→ TRAVAUX:
A: Reproduisez fidèlement le texte sur Frederick C. Smith, en commençant à « Si son nom n’est » et en terminant à « son intransigeance isolationniste. ».
B: Poursuivez, s'il vous plaît, le texte sur Frederick C. Smith à partir de sa dernière phrase.

→ PASSAGE FOURNI:
Contexte et identification
Frederick Cleveland Smith naît dans l’Ohio et choisit la médecine ostéopathique comme vocation avant de se tourner vers la politique. Installé à Marion, il y acquiert une réputation de notable local, à la fois praticien et citoyen engagé. Son ancrage dans cette ville marquera toute sa carrière, qu’il mènera avec l’image d’un représentant proche de ses électeurs, soucieux de préserver leurs intérêts face aux grandes décisions de Washington. Élu à la Chambre des représentants en 1939, il y siégera jusqu’en 1951, traversant l’une des périodes les plus décisives de l’histoire américaine, marquée par la Seconde Guerre mondiale et l’émergence des institutions internationales de l’après-guerre.
Si son nom n’est pas aussi célèbre que celui de Robert Taft, Frederick Smith n’en demeure pas moins une figure de ce que Jerome Tuccille, dans son ouvrage Radical Libertarianism (1970)[1], appelle les « libertariens de la Old Right ». Il le place aux côtés de penseurs et journalistes tels que Frank Chodorov, Garet Garrett, Albert Jay Nock ou H. L. Mencken, mais aussi de parlementaires comme Robert Taft ou l'économiste, Dean Russell. Cette reconnaissance témoigne d’une cohérence idéologique qui reliait Smith à un courant politique plus large que son simple mandat local. Murray Rothbard, chef de file du libertarianisme contemporain, ira même jusqu’à ranger Frederick Smith parmi ses deux congressmen préférés, aux côtés de Howard Buffett, autre élu de l’Ohio, connu pour son intransigeance isolationniste.
La Old Right, à laquelle Frederick C. Smith est ainsi rattaché, constitue un courant conservateur américain actif entre les années 1930 et 1950. Ses partisans s’opposent frontalement au New Deal de Franklin Roosevelt, qu’ils perçoivent comme une dérive centralisatrice et une menace pour la liberté individuelle. En politique étrangère, ils prônent un isolationnisme ferme ou, pour employer un terme plus valorisant à leurs yeux, un non-interventionnisme, afin d’éviter que les États-Unis ne se transforment en gendarme du monde. Sur le plan économique, la Old Right défend le laissez-faire et la discipline budgétaire, dénonçant les déficits et les dettes accumulés par l’État fédéral. À cette philosophie s’ajoute une hostilité au service militaire obligatoire, jugé contraire aux libertés fondamentales, et une profonde méfiance à l’égard de l’expansion continue du pouvoir central.

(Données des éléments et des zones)
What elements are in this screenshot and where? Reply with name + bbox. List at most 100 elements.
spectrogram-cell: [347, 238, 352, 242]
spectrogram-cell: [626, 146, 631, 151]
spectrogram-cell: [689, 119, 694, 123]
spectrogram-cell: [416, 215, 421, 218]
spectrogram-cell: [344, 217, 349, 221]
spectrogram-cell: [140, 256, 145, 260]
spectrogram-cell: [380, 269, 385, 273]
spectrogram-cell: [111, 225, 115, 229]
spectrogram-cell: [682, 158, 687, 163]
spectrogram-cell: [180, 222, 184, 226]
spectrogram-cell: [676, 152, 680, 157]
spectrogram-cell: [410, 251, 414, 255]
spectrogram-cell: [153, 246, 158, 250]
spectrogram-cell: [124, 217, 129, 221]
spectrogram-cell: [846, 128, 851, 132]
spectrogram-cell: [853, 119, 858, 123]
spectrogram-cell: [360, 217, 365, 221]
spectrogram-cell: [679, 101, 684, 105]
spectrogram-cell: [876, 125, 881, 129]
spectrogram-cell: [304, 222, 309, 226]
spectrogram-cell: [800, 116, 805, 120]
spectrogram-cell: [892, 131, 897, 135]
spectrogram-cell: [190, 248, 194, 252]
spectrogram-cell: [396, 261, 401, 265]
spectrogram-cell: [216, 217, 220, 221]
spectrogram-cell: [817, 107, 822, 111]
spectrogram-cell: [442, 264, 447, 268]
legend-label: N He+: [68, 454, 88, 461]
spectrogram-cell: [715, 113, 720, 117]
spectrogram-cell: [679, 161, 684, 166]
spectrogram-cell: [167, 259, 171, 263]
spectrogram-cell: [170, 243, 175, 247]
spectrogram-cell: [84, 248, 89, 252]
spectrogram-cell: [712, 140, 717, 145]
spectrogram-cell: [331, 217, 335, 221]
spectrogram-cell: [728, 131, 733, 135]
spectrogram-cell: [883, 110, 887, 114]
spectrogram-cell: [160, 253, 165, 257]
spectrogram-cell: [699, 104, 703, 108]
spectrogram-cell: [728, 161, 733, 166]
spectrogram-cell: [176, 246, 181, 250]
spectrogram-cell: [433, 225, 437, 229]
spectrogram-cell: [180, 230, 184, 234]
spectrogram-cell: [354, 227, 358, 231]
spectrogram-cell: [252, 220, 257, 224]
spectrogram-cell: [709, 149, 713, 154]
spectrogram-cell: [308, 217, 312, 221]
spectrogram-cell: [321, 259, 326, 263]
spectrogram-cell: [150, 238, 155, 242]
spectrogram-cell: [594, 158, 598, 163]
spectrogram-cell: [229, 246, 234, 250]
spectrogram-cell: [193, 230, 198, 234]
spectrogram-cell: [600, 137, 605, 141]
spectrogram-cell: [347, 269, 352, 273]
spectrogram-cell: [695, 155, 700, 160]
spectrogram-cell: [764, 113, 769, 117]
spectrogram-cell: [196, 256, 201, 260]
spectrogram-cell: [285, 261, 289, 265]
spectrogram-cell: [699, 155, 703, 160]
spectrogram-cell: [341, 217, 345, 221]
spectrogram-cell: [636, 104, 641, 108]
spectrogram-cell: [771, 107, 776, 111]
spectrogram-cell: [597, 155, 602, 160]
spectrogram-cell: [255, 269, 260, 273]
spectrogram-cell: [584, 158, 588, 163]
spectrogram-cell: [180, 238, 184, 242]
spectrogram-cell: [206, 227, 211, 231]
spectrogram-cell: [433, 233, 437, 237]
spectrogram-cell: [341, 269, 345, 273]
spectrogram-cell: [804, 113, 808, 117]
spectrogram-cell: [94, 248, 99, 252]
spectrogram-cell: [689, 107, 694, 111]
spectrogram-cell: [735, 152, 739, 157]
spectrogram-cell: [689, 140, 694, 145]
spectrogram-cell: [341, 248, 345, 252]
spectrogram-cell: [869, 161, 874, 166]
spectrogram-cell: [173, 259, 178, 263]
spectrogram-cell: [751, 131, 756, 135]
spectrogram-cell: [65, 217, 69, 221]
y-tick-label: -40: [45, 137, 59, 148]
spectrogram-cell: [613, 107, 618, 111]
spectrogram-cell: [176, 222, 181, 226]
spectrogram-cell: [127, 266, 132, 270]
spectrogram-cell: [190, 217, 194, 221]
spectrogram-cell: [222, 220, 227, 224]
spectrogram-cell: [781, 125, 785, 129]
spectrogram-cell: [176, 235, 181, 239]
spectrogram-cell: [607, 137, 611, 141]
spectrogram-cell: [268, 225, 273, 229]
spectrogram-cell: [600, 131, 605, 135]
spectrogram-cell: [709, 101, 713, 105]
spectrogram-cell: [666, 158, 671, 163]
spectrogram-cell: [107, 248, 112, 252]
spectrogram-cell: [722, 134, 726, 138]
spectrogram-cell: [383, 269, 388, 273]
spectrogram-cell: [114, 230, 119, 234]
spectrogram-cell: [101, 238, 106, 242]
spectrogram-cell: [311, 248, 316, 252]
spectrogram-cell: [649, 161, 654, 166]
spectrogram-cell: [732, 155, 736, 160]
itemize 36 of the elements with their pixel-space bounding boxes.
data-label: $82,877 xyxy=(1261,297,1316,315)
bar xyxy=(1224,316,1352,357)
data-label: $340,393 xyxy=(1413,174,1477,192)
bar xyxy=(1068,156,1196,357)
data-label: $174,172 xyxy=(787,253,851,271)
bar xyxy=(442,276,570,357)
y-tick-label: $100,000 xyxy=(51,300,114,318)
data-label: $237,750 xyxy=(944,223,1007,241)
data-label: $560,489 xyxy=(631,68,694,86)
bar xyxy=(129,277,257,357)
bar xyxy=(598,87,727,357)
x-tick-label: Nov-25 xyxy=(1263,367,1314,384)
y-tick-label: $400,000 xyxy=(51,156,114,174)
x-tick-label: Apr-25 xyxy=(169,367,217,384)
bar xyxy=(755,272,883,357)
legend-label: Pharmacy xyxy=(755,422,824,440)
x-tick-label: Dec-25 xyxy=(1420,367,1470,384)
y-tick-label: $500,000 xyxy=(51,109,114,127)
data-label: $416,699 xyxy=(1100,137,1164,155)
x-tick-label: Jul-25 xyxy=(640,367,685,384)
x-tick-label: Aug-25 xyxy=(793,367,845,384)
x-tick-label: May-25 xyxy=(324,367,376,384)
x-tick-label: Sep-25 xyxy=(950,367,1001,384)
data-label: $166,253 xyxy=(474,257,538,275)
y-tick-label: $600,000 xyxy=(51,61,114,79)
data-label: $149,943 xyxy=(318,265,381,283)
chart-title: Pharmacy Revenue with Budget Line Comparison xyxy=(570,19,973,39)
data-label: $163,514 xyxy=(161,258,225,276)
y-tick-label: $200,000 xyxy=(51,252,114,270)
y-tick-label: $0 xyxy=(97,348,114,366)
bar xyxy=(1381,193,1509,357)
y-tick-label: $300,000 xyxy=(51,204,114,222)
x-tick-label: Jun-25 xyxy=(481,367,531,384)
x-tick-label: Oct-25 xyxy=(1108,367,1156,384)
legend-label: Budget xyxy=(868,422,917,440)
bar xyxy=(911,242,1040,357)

→ RÉPONSES PAR TÂCHE:
A:
Si son nom n’est pas aussi célèbre que celui de Robert Taft, Frederick Smith n’en demeure pas moins une figure de ce que Jerome Tuccille, dans son ouvrage Radical Libertarianism (1970)[1], appelle les « libertariens de la Old Right ». Il le place aux côtés de penseurs et journalistes tels que Frank Chodorov, Garet Garrett, Albert Jay Nock ou H. L. Mencken, mais aussi de parlementaires comme Robert Taft ou l'économiste, Dean Russell. Cette reconnaissance témoigne d’une cohérence idéologique qui reliait Smith à un courant politique plus large que son simple mandat local. Murray Rothbard, chef de file du libertarianisme contemporain, ira même jusqu’à ranger Frederick Smith parmi ses deux congressmen préférés, aux côtés de Howard Buffett, autre élu de l’Ohio, connu pour son intransigeance isolationniste.

B:
Dans ce cadre idéologique, Frederick Smith occupe une place singulière : celle d’un élu de terrain qui, sans développer une œuvre théorique comparable à celle des intellectuels libertariens, incarne dans ses votes et ses discours la vigilance jalouse de la Old Right envers la liberté économique, la souveraineté nationale et la limitation du pouvoir fédéral.
Smith et la politique étrangère : un non-interventionnisme marqué
Dans l’Amérique des années 1940, la politique étrangère divisait profondément l’opinion publique et les responsables politiques. Frederick C. Smith s’inscrivit sans ambiguïté dans le camp non-interventionniste, fidèle à l’esprit de la Old Right. Sa conviction était claire : l’engagement militaire et financier à l’étranger risquait d’appauvrir le peuple américain et de compromettre la souveraineté nationale.
Dès 1941, il exprima ses inquiétudes face à l’extension de l’aide internationale. Dans un discours radiodiffusé intitulé United States Aid to Russia, publié dans Vital Speeches of the Day, Smith dénonça les dangers de cette politique : l’assistance économique et militaire à Moscou ne pouvait se faire sans coût pour la nation. Derrière l’argument humanitaire ou stratégique, il voyait une charge démesurée imposée aux contribuables et une dérive qui éloignait la République de sa mission première, la défense du territoire et des libertés des Américains.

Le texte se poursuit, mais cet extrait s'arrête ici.